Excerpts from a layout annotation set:
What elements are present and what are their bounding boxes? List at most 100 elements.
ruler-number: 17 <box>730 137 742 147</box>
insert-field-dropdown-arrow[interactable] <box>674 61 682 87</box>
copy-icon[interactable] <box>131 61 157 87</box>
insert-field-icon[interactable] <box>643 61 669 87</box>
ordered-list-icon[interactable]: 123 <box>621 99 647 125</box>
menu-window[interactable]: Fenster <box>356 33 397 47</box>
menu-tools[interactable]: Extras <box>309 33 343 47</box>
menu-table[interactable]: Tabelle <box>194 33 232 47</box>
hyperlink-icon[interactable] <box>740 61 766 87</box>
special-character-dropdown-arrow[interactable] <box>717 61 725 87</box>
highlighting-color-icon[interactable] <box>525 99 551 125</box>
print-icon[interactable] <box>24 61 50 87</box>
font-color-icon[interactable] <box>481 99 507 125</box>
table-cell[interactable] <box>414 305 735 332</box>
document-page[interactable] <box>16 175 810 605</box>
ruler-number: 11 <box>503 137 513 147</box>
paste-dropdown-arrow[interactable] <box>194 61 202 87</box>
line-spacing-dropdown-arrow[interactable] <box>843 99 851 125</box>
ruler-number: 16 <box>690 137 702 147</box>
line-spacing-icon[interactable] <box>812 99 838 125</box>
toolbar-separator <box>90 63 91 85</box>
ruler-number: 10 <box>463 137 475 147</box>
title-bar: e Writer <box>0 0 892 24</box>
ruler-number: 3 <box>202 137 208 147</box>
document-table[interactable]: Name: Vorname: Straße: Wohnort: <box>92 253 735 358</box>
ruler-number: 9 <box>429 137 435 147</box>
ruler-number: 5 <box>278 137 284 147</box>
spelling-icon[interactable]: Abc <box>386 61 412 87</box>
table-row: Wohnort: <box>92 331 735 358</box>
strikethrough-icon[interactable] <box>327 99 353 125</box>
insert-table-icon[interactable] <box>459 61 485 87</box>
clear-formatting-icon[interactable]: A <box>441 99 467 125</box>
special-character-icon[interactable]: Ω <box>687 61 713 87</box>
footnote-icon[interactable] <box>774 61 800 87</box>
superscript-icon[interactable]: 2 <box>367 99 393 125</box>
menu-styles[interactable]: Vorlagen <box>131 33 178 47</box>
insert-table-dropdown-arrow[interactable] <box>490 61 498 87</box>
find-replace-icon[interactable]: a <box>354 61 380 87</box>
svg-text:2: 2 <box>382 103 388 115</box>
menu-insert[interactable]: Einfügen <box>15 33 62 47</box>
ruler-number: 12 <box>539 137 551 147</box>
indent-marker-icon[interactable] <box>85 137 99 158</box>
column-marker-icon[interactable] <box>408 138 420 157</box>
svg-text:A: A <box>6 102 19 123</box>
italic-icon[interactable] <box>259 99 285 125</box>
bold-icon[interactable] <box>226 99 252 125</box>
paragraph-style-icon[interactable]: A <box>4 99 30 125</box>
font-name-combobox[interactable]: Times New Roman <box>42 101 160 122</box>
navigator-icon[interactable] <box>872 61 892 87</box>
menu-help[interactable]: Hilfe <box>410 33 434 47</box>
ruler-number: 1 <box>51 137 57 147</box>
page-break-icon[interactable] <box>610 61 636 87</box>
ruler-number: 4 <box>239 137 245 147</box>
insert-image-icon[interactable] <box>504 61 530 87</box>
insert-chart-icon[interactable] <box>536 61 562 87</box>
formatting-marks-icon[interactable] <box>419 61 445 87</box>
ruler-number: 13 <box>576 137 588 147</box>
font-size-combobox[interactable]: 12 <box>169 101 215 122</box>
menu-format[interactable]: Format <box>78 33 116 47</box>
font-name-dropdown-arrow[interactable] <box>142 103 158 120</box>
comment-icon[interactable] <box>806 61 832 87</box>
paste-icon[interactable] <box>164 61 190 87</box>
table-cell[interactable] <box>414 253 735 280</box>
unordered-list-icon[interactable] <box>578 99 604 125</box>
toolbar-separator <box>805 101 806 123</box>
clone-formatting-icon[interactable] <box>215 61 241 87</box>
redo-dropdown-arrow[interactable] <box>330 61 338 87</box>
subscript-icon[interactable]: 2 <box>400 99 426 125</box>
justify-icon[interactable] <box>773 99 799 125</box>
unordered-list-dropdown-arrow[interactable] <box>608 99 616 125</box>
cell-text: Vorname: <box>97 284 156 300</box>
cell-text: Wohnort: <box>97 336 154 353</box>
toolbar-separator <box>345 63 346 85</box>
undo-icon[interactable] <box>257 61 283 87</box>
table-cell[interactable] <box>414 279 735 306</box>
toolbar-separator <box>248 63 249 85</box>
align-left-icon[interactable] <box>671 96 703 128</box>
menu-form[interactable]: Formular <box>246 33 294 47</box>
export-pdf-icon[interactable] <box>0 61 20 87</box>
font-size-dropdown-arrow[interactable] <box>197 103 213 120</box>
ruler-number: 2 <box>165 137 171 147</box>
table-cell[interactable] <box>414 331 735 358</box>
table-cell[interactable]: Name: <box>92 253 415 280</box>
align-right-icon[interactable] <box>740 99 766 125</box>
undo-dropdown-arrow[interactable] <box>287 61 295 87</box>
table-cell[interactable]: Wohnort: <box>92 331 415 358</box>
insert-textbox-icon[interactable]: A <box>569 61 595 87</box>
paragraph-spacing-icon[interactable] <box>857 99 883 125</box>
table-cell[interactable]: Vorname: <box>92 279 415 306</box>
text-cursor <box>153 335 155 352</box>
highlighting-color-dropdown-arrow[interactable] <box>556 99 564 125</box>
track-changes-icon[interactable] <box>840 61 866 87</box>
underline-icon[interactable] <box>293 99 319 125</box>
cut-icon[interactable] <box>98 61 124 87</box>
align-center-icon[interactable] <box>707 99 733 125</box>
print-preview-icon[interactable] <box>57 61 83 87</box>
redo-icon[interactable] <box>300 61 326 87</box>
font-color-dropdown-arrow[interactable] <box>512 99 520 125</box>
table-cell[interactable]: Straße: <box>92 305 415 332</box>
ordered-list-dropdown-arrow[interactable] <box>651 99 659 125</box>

--

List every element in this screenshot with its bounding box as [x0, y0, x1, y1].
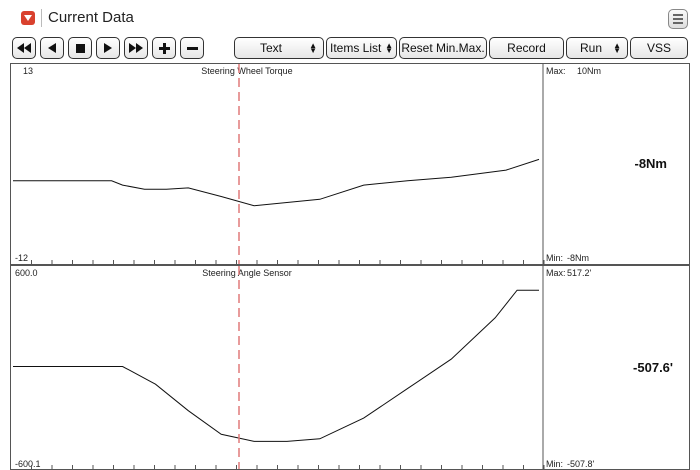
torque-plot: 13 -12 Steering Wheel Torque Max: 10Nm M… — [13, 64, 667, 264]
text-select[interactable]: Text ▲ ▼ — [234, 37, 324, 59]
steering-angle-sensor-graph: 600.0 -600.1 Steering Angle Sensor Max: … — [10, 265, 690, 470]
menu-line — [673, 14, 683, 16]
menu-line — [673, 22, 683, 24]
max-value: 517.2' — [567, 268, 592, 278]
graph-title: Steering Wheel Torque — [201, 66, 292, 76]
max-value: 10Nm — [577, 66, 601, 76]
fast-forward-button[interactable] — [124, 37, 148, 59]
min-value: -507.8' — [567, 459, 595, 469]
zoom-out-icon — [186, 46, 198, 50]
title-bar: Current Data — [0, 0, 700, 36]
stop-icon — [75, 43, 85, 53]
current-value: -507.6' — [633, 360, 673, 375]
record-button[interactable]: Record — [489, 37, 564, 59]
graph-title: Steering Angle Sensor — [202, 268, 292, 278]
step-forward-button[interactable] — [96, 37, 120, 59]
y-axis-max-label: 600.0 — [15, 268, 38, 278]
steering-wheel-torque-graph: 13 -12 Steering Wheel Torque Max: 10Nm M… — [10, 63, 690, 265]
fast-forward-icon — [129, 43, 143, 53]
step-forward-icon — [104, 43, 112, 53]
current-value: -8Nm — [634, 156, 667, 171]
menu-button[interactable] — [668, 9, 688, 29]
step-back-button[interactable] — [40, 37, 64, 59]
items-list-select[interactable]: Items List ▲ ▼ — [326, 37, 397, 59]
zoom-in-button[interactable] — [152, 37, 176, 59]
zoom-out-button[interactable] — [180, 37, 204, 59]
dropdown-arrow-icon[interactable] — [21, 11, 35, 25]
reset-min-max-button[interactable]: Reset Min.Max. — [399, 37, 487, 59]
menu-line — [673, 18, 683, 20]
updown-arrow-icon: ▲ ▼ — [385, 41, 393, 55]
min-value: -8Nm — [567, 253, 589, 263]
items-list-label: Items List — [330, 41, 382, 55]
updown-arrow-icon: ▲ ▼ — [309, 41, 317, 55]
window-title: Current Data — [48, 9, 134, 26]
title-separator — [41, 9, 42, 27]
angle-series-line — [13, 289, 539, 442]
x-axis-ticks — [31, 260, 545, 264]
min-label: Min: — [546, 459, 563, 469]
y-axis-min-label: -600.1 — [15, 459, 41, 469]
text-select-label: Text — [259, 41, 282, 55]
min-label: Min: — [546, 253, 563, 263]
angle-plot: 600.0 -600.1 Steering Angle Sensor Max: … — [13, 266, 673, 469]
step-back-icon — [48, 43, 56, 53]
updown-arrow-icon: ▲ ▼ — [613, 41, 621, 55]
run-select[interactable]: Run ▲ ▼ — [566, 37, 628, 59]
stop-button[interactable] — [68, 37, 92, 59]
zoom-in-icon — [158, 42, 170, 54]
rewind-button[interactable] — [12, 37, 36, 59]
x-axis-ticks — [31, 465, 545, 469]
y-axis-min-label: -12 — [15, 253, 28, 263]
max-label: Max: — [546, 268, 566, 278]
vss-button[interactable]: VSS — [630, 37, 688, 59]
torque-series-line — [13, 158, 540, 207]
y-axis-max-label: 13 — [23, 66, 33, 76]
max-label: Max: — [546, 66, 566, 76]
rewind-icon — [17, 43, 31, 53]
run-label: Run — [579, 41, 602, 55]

> _Given problem_
Copy out the records between the line holding "torque-plot: 13 -12" and the line holding "zoom-in-icon — [158, 42, 170, 54]", inclusive, with nothing changed.

> _Complete output_
torque-plot: 13 -12 Steering Wheel Torque Max: 10Nm M… — [13, 64, 667, 264]
text-select[interactable]: Text ▲ ▼ — [234, 37, 324, 59]
steering-angle-sensor-graph: 600.0 -600.1 Steering Angle Sensor Max: … — [10, 265, 690, 470]
menu-line — [673, 14, 683, 16]
menu-line — [673, 22, 683, 24]
max-value: 517.2' — [567, 268, 592, 278]
graph-title: Steering Wheel Torque — [201, 66, 292, 76]
max-value: 10Nm — [577, 66, 601, 76]
fast-forward-button[interactable] — [124, 37, 148, 59]
min-value: -507.8' — [567, 459, 595, 469]
zoom-out-icon — [186, 46, 198, 50]
title-bar: Current Data — [0, 0, 700, 36]
stop-icon — [75, 43, 85, 53]
current-value: -507.6' — [633, 360, 673, 375]
record-button[interactable]: Record — [489, 37, 564, 59]
graph-title: Steering Angle Sensor — [202, 268, 292, 278]
step-forward-button[interactable] — [96, 37, 120, 59]
y-axis-max-label: 600.0 — [15, 268, 38, 278]
steering-wheel-torque-graph: 13 -12 Steering Wheel Torque Max: 10Nm M… — [10, 63, 690, 265]
fast-forward-icon — [129, 43, 143, 53]
step-forward-icon — [104, 43, 112, 53]
current-value: -8Nm — [634, 156, 667, 171]
menu-button[interactable] — [668, 9, 688, 29]
step-back-button[interactable] — [40, 37, 64, 59]
items-list-select[interactable]: Items List ▲ ▼ — [326, 37, 397, 59]
zoom-in-button[interactable] — [152, 37, 176, 59]
zoom-out-button[interactable] — [180, 37, 204, 59]
dropdown-arrow-icon[interactable] — [21, 11, 35, 25]
reset-min-max-button[interactable]: Reset Min.Max. — [399, 37, 487, 59]
menu-line — [673, 18, 683, 20]
updown-arrow-icon: ▲ ▼ — [385, 41, 393, 55]
min-value: -8Nm — [567, 253, 589, 263]
items-list-label: Items List — [330, 41, 382, 55]
updown-arrow-icon: ▲ ▼ — [309, 41, 317, 55]
window-title: Current Data — [48, 9, 134, 26]
title-separator — [41, 9, 42, 27]
angle-series-line — [13, 289, 539, 442]
x-axis-ticks — [31, 260, 545, 264]
min-label: Min: — [546, 459, 563, 469]
y-axis-min-label: -600.1 — [15, 459, 41, 469]
text-select-label: Text — [259, 41, 282, 55]
min-label: Min: — [546, 253, 563, 263]
angle-plot: 600.0 -600.1 Steering Angle Sensor Max: … — [13, 266, 673, 469]
step-back-icon — [48, 43, 56, 53]
updown-arrow-icon: ▲ ▼ — [613, 41, 621, 55]
run-select[interactable]: Run ▲ ▼ — [566, 37, 628, 59]
stop-button[interactable] — [68, 37, 92, 59]
zoom-in-icon — [158, 42, 170, 54]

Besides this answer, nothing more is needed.